■ **TASK DIRECTIONS**: Your answer must be an exact copy of the records, minus any pictures.

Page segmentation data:
________________________
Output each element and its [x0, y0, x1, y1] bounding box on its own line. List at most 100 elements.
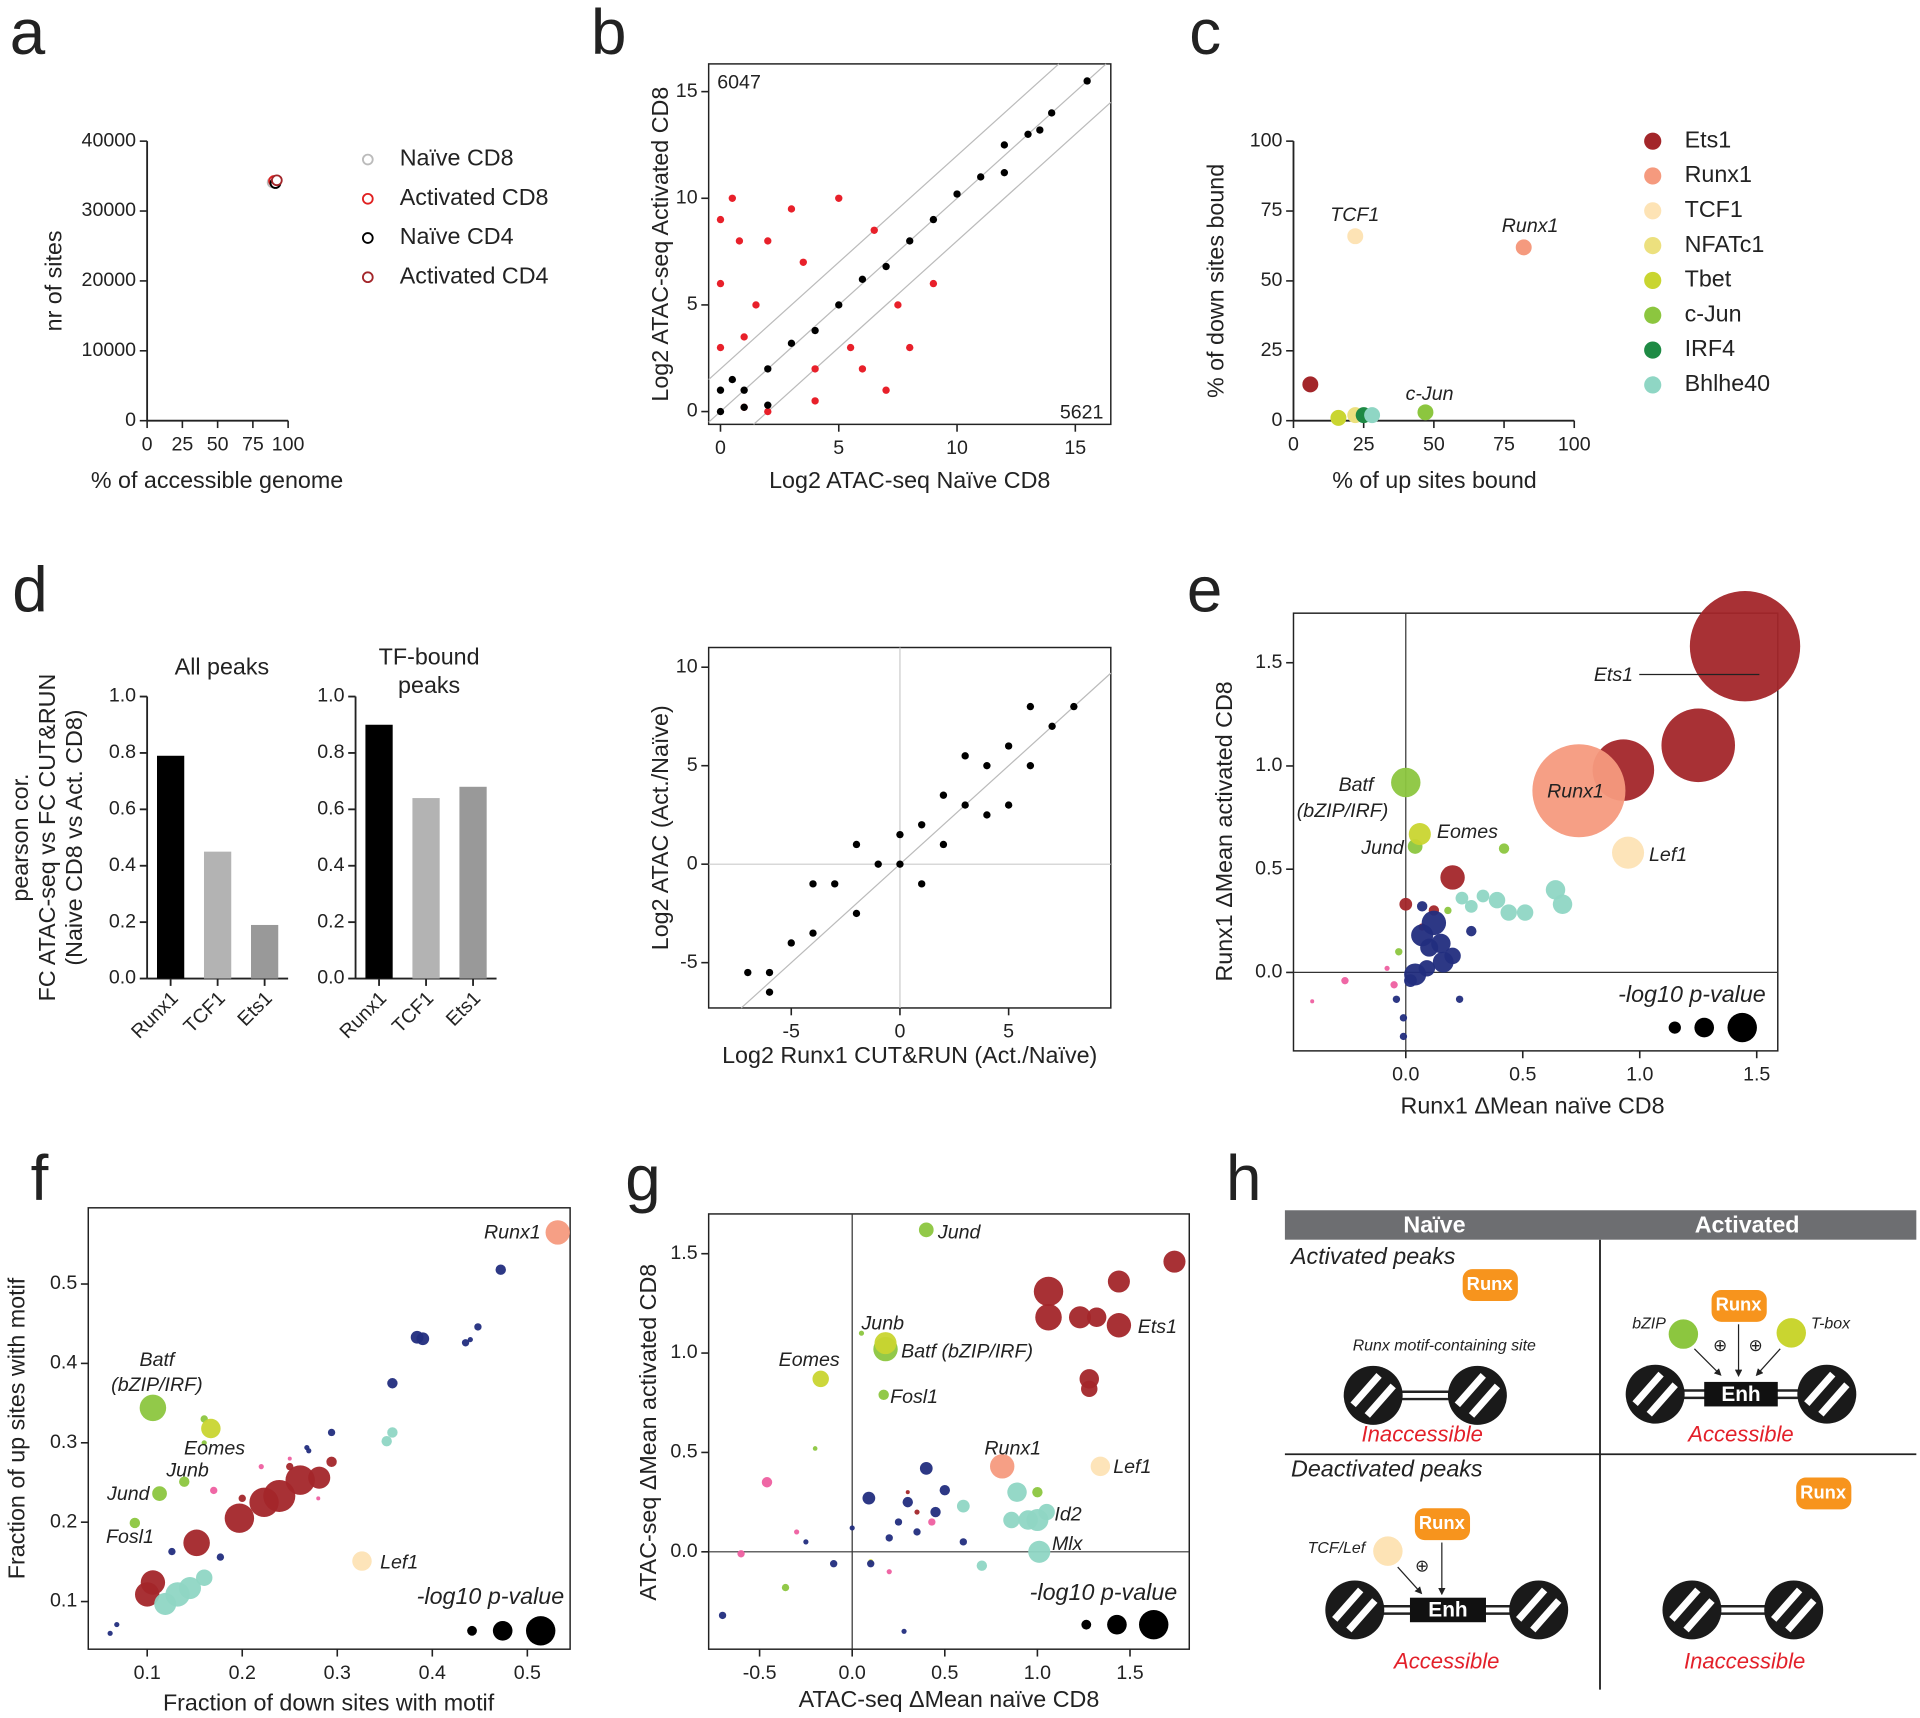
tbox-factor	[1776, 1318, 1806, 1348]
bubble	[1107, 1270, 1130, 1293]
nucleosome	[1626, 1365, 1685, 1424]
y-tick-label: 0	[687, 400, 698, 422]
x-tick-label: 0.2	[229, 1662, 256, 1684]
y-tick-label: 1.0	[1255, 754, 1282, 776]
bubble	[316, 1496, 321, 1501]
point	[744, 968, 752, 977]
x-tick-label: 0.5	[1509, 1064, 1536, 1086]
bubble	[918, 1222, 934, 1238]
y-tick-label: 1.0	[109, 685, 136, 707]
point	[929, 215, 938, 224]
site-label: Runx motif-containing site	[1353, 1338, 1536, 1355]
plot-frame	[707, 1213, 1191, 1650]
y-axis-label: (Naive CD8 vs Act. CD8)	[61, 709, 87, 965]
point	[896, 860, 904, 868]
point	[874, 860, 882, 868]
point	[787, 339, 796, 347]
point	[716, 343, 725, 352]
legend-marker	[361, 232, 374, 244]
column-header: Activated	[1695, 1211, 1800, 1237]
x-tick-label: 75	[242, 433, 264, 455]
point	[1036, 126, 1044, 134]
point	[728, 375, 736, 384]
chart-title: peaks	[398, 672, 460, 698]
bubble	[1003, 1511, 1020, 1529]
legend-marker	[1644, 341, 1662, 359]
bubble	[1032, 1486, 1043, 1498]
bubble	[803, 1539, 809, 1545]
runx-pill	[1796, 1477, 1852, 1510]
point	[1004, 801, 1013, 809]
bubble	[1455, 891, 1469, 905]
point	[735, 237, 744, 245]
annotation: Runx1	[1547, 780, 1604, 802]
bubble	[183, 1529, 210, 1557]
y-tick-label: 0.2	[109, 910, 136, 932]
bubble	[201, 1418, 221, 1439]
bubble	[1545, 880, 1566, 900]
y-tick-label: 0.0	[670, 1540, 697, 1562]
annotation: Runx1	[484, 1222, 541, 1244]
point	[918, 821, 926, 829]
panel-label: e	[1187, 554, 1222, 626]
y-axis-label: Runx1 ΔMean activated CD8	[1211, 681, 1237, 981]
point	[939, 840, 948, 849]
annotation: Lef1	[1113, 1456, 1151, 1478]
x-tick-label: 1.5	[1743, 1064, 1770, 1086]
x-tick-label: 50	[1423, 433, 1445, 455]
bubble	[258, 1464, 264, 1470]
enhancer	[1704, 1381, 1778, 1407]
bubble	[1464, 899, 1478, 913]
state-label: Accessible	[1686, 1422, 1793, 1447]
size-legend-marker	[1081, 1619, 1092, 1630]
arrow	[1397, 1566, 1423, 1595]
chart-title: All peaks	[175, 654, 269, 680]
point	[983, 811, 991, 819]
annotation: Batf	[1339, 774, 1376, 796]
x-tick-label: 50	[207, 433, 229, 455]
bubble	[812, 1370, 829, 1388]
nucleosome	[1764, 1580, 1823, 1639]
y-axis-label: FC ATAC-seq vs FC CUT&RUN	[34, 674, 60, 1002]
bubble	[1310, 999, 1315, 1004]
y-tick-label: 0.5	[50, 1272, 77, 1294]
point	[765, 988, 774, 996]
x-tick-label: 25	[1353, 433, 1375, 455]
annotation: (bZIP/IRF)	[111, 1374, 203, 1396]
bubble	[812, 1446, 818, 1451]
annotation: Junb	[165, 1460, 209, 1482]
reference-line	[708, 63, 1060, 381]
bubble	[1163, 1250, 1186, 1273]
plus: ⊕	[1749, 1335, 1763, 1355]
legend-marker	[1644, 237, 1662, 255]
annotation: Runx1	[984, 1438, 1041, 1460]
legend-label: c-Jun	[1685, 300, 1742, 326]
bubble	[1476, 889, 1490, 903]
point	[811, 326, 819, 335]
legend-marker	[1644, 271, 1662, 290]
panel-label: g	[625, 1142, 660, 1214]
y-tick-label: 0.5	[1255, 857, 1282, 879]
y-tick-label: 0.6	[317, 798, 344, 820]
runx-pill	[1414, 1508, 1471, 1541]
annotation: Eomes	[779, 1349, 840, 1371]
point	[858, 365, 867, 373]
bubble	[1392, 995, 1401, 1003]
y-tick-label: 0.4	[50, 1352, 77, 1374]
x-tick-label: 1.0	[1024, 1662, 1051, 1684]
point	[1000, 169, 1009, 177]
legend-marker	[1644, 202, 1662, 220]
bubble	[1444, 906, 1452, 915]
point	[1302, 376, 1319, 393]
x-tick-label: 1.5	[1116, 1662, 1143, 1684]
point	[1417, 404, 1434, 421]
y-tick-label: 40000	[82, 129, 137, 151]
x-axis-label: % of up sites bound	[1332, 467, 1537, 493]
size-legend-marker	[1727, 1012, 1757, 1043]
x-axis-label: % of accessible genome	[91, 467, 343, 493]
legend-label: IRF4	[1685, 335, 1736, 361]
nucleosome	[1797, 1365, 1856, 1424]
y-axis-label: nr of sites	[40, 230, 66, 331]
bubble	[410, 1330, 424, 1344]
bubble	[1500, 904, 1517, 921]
________________________
■ **WRITTEN RESPONSE**:
Output each element and its [x0, y0, x1, y1] bounding box on its own line. List at most 100 elements.
tbox-factor	[1776, 1318, 1806, 1348]
bubble	[1107, 1270, 1130, 1293]
nucleosome	[1626, 1365, 1685, 1424]
y-tick-label: 0	[687, 400, 698, 422]
x-tick-label: 0.2	[229, 1662, 256, 1684]
y-tick-label: 1.0	[1255, 754, 1282, 776]
bubble	[316, 1496, 321, 1501]
point	[744, 968, 752, 977]
x-tick-label: 0.5	[1509, 1064, 1536, 1086]
bubble	[918, 1222, 934, 1238]
y-tick-label: 1.0	[109, 685, 136, 707]
point	[929, 215, 938, 224]
site-label: Runx motif-containing site	[1353, 1338, 1536, 1355]
plot-frame	[707, 1213, 1191, 1650]
y-axis-label: (Naive CD8 vs Act. CD8)	[61, 709, 87, 965]
point	[896, 860, 904, 868]
point	[874, 860, 882, 868]
point	[787, 339, 796, 347]
point	[716, 343, 725, 352]
legend-marker	[361, 232, 374, 244]
column-header: Activated	[1695, 1211, 1800, 1237]
x-tick-label: 75	[242, 433, 264, 455]
point	[1036, 126, 1044, 134]
point	[728, 375, 736, 384]
chart-title: peaks	[398, 672, 460, 698]
bubble	[1003, 1511, 1020, 1529]
legend-marker	[1644, 341, 1662, 359]
bubble	[1032, 1486, 1043, 1498]
bubble	[803, 1539, 809, 1545]
runx-pill	[1796, 1477, 1852, 1510]
point	[1004, 801, 1013, 809]
bubble	[1455, 891, 1469, 905]
point	[735, 237, 744, 245]
annotation: Runx1	[1547, 780, 1604, 802]
bubble	[183, 1529, 210, 1557]
y-tick-label: 0.2	[109, 910, 136, 932]
bubble	[201, 1418, 221, 1439]
bubble	[1545, 880, 1566, 900]
y-tick-label: 0.0	[670, 1540, 697, 1562]
annotation: Runx1	[484, 1222, 541, 1244]
point	[918, 821, 926, 829]
panel-label: e	[1187, 554, 1222, 626]
y-axis-label: Runx1 ΔMean activated CD8	[1211, 681, 1237, 981]
point	[939, 840, 948, 849]
annotation: Lef1	[1113, 1456, 1151, 1478]
x-tick-label: 1.5	[1743, 1064, 1770, 1086]
x-tick-label: 50	[1423, 433, 1445, 455]
bubble	[258, 1464, 264, 1470]
enhancer	[1704, 1381, 1778, 1407]
bubble	[1464, 899, 1478, 913]
state-label: Accessible	[1686, 1422, 1793, 1447]
size-legend-marker	[1081, 1619, 1092, 1630]
arrow	[1397, 1566, 1423, 1595]
chart-title: All peaks	[175, 654, 269, 680]
point	[983, 811, 991, 819]
annotation: Batf	[1339, 774, 1376, 796]
x-tick-label: 50	[207, 433, 229, 455]
bubble	[812, 1370, 829, 1388]
nucleosome	[1764, 1580, 1823, 1639]
y-axis-label: FC ATAC-seq vs FC CUT&RUN	[34, 674, 60, 1002]
bubble	[1310, 999, 1315, 1004]
y-tick-label: 0.5	[50, 1272, 77, 1294]
point	[765, 988, 774, 996]
x-tick-label: 25	[1353, 433, 1375, 455]
annotation: (bZIP/IRF)	[111, 1374, 203, 1396]
bubble	[812, 1446, 818, 1451]
annotation: Junb	[165, 1460, 209, 1482]
reference-line	[708, 63, 1060, 381]
bubble	[1163, 1250, 1186, 1273]
plus: ⊕	[1749, 1335, 1763, 1355]
legend-marker	[1644, 237, 1662, 255]
annotation: Runx1	[984, 1438, 1041, 1460]
legend-label: c-Jun	[1685, 300, 1742, 326]
bubble	[1476, 889, 1490, 903]
point	[811, 326, 819, 335]
legend-marker	[1644, 271, 1662, 290]
panel-label: g	[625, 1142, 660, 1214]
y-tick-label: 0.5	[1255, 857, 1282, 879]
y-tick-label: 0.6	[317, 798, 344, 820]
runx-pill	[1414, 1508, 1471, 1541]
annotation: Eomes	[779, 1349, 840, 1371]
point	[858, 365, 867, 373]
bubble	[1392, 995, 1401, 1003]
y-tick-label: 0.4	[50, 1352, 77, 1374]
x-tick-label: 1.0	[1024, 1662, 1051, 1684]
point	[1000, 169, 1009, 177]
legend-marker	[1644, 202, 1662, 220]
bubble	[1444, 906, 1452, 915]
point	[1302, 376, 1319, 393]
x-tick-label: 1.5	[1116, 1662, 1143, 1684]
point	[1417, 404, 1434, 421]
y-tick-label: 40000	[82, 129, 137, 151]
x-axis-label: % of up sites bound	[1332, 467, 1537, 493]
size-legend-marker	[1727, 1012, 1757, 1043]
x-axis-label: % of accessible genome	[91, 467, 343, 493]
legend-label: IRF4	[1685, 335, 1736, 361]
nucleosome	[1797, 1365, 1856, 1424]
y-axis-label: nr of sites	[40, 230, 66, 331]
bubble	[410, 1330, 424, 1344]
bubble	[1500, 904, 1517, 921]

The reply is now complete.